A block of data

···

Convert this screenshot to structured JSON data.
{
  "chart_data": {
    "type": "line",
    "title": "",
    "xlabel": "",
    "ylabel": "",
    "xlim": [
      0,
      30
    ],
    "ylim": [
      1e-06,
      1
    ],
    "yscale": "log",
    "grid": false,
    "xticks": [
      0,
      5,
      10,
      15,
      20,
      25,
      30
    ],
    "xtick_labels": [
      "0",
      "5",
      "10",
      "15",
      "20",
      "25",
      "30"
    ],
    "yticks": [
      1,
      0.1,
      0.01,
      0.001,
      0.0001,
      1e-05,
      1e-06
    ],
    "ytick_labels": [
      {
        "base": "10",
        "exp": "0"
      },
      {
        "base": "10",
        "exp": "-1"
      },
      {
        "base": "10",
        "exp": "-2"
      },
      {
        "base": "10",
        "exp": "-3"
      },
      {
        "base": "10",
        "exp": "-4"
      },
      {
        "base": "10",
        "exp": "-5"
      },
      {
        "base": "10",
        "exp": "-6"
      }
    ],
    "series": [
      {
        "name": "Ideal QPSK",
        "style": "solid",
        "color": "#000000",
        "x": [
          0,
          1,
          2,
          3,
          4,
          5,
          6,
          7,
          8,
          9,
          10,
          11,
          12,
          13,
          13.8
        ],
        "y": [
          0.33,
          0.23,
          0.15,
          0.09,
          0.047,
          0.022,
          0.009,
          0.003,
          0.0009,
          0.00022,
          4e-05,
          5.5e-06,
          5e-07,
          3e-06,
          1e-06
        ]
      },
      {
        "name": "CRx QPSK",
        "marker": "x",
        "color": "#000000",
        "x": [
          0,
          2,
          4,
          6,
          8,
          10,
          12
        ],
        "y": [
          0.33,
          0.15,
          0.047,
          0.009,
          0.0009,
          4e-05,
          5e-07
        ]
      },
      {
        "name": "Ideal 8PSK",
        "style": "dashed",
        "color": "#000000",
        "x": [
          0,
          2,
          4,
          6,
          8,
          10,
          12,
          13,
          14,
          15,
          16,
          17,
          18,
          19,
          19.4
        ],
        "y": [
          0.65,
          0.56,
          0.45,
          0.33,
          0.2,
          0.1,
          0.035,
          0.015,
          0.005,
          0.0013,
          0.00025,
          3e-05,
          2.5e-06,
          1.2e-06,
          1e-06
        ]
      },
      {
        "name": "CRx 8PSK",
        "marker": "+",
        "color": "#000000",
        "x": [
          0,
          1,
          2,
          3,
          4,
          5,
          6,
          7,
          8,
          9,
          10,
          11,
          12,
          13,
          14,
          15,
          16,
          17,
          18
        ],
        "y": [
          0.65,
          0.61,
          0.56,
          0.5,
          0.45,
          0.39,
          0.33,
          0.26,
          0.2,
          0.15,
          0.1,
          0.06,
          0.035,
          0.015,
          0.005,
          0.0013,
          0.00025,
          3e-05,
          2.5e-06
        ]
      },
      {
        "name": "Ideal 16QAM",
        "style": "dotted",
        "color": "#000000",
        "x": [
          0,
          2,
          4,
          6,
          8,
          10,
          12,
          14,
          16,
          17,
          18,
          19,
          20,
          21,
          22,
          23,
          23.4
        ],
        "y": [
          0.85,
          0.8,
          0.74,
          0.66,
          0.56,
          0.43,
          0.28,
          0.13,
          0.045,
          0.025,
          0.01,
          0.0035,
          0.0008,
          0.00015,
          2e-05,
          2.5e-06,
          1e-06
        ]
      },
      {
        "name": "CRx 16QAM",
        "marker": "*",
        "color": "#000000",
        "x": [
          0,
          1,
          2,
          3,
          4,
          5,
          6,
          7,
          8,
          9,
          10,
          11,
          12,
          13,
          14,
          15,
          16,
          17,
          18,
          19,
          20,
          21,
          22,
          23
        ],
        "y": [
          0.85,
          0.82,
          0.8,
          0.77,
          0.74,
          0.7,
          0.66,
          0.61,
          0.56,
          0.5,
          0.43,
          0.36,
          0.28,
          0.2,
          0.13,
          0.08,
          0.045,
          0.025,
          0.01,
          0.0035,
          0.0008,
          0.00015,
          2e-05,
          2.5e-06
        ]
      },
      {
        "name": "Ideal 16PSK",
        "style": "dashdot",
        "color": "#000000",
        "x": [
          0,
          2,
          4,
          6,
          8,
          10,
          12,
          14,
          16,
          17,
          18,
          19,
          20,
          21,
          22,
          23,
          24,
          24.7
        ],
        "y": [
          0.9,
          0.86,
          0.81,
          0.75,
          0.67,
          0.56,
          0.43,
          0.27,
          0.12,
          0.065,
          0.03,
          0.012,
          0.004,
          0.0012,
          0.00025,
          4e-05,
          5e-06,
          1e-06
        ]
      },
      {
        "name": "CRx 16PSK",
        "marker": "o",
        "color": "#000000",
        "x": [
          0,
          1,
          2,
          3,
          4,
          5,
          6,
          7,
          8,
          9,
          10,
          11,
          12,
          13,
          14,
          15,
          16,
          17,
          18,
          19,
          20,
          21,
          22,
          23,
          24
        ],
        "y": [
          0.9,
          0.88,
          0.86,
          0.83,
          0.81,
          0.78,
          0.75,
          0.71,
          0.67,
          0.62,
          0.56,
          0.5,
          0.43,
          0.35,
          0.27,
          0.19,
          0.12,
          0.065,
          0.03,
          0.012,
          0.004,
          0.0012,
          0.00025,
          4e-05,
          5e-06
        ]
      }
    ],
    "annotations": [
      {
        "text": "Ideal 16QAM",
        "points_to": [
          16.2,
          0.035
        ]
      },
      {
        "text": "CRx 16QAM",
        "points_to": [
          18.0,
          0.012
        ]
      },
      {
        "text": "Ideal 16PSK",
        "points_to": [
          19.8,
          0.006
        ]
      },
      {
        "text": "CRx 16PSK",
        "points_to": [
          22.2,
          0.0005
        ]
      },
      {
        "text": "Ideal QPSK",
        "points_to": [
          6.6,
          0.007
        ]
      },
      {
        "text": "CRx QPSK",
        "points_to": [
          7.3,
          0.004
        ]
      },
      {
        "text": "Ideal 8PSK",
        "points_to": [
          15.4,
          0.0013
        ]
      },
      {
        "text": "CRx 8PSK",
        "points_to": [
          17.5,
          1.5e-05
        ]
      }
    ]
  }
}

···

## Prompt
Once more, set down the full listing, verbatim.

## Response to the exercise
Convert this screenshot to structured JSON data.
{
  "chart_data": {
    "type": "line",
    "title": "",
    "xlabel": "",
    "ylabel": "",
    "xlim": [
      0,
      30
    ],
    "ylim": [
      1e-06,
      1
    ],
    "yscale": "log",
    "grid": false,
    "xticks": [
      0,
      5,
      10,
      15,
      20,
      25,
      30
    ],
    "xtick_labels": [
      "0",
      "5",
      "10",
      "15",
      "20",
      "25",
      "30"
    ],
    "yticks": [
      1,
      0.1,
      0.01,
      0.001,
      0.0001,
      1e-05,
      1e-06
    ],
    "ytick_labels": [
      {
        "base": "10",
        "exp": "0"
      },
      {
        "base": "10",
        "exp": "-1"
      },
      {
        "base": "10",
        "exp": "-2"
      },
      {
        "base": "10",
        "exp": "-3"
      },
      {
        "base": "10",
        "exp": "-4"
      },
      {
        "base": "10",
        "exp": "-5"
      },
      {
        "base": "10",
        "exp": "-6"
      }
    ],
    "series": [
      {
        "name": "Ideal QPSK",
        "style": "solid",
        "color": "#000000",
        "x": [
          0,
          1,
          2,
          3,
          4,
          5,
          6,
          7,
          8,
          9,
          10,
          11,
          12,
          13,
          13.8
        ],
        "y": [
          0.33,
          0.23,
          0.15,
          0.09,
          0.047,
          0.022,
          0.009,
          0.003,
          0.0009,
          0.00022,
          4e-05,
          5.5e-06,
          5e-07,
          3e-06,
          1e-06
        ]
      },
      {
        "name": "CRx QPSK",
        "marker": "x",
        "color": "#000000",
        "x": [
          0,
          2,
          4,
          6,
          8,
          10,
          12
        ],
        "y": [
          0.33,
          0.15,
          0.047,
          0.009,
          0.0009,
          4e-05,
          5e-07
        ]
      },
      {
        "name": "Ideal 8PSK",
        "style": "dashed",
        "color": "#000000",
        "x": [
          0,
          2,
          4,
          6,
          8,
          10,
          12,
          13,
          14,
          15,
          16,
          17,
          18,
          19,
          19.4
        ],
        "y": [
          0.65,
          0.56,
          0.45,
          0.33,
          0.2,
          0.1,
          0.035,
          0.015,
          0.005,
          0.0013,
          0.00025,
          3e-05,
          2.5e-06,
          1.2e-06,
          1e-06
        ]
      },
      {
        "name": "CRx 8PSK",
        "marker": "+",
        "color": "#000000",
        "x": [
          0,
          1,
          2,
          3,
          4,
          5,
          6,
          7,
          8,
          9,
          10,
          11,
          12,
          13,
          14,
          15,
          16,
          17,
          18
        ],
        "y": [
          0.65,
          0.61,
          0.56,
          0.5,
          0.45,
          0.39,
          0.33,
          0.26,
          0.2,
          0.15,
          0.1,
          0.06,
          0.035,
          0.015,
          0.005,
          0.0013,
          0.00025,
          3e-05,
          2.5e-06
        ]
      },
      {
        "name": "Ideal 16QAM",
        "style": "dotted",
        "color": "#000000",
        "x": [
          0,
          2,
          4,
          6,
          8,
          10,
          12,
          14,
          16,
          17,
          18,
          19,
          20,
          21,
          22,
          23,
          23.4
        ],
        "y": [
          0.85,
          0.8,
          0.74,
          0.66,
          0.56,
          0.43,
          0.28,
          0.13,
          0.045,
          0.025,
          0.01,
          0.0035,
          0.0008,
          0.00015,
          2e-05,
          2.5e-06,
          1e-06
        ]
      },
      {
        "name": "CRx 16QAM",
        "marker": "*",
        "color": "#000000",
        "x": [
          0,
          1,
          2,
          3,
          4,
          5,
          6,
          7,
          8,
          9,
          10,
          11,
          12,
          13,
          14,
          15,
          16,
          17,
          18,
          19,
          20,
          21,
          22,
          23
        ],
        "y": [
          0.85,
          0.82,
          0.8,
          0.77,
          0.74,
          0.7,
          0.66,
          0.61,
          0.56,
          0.5,
          0.43,
          0.36,
          0.28,
          0.2,
          0.13,
          0.08,
          0.045,
          0.025,
          0.01,
          0.0035,
          0.0008,
          0.00015,
          2e-05,
          2.5e-06
        ]
      },
      {
        "name": "Ideal 16PSK",
        "style": "dashdot",
        "color": "#000000",
        "x": [
          0,
          2,
          4,
          6,
          8,
          10,
          12,
          14,
          16,
          17,
          18,
          19,
          20,
          21,
          22,
          23,
          24,
          24.7
        ],
        "y": [
          0.9,
          0.86,
          0.81,
          0.75,
          0.67,
          0.56,
          0.43,
          0.27,
          0.12,
          0.065,
          0.03,
          0.012,
          0.004,
          0.0012,
          0.00025,
          4e-05,
          5e-06,
          1e-06
        ]
      },
      {
        "name": "CRx 16PSK",
        "marker": "o",
        "color": "#000000",
        "x": [
          0,
          1,
          2,
          3,
          4,
          5,
          6,
          7,
          8,
          9,
          10,
          11,
          12,
          13,
          14,
          15,
          16,
          17,
          18,
          19,
          20,
          21,
          22,
          23,
          24
        ],
        "y": [
          0.9,
          0.88,
          0.86,
          0.83,
          0.81,
          0.78,
          0.75,
          0.71,
          0.67,
          0.62,
          0.56,
          0.5,
          0.43,
          0.35,
          0.27,
          0.19,
          0.12,
          0.065,
          0.03,
          0.012,
          0.004,
          0.0012,
          0.00025,
          4e-05,
          5e-06
        ]
      }
    ],
    "annotations": [
      {
        "text": "Ideal 16QAM",
        "points_to": [
          16.2,
          0.035
        ]
      },
      {
        "text": "CRx 16QAM",
        "points_to": [
          18.0,
          0.012
        ]
      },
      {
        "text": "Ideal 16PSK",
        "points_to": [
          19.8,
          0.006
        ]
      },
      {
        "text": "CRx 16PSK",
        "points_to": [
          22.2,
          0.0005
        ]
      },
      {
        "text": "Ideal QPSK",
        "points_to": [
          6.6,
          0.007
        ]
      },
      {
        "text": "CRx QPSK",
        "points_to": [
          7.3,
          0.004
        ]
      },
      {
        "text": "Ideal 8PSK",
        "points_to": [
          15.4,
          0.0013
        ]
      },
      {
        "text": "CRx 8PSK",
        "points_to": [
          17.5,
          1.5e-05
        ]
      }
    ]
  }
}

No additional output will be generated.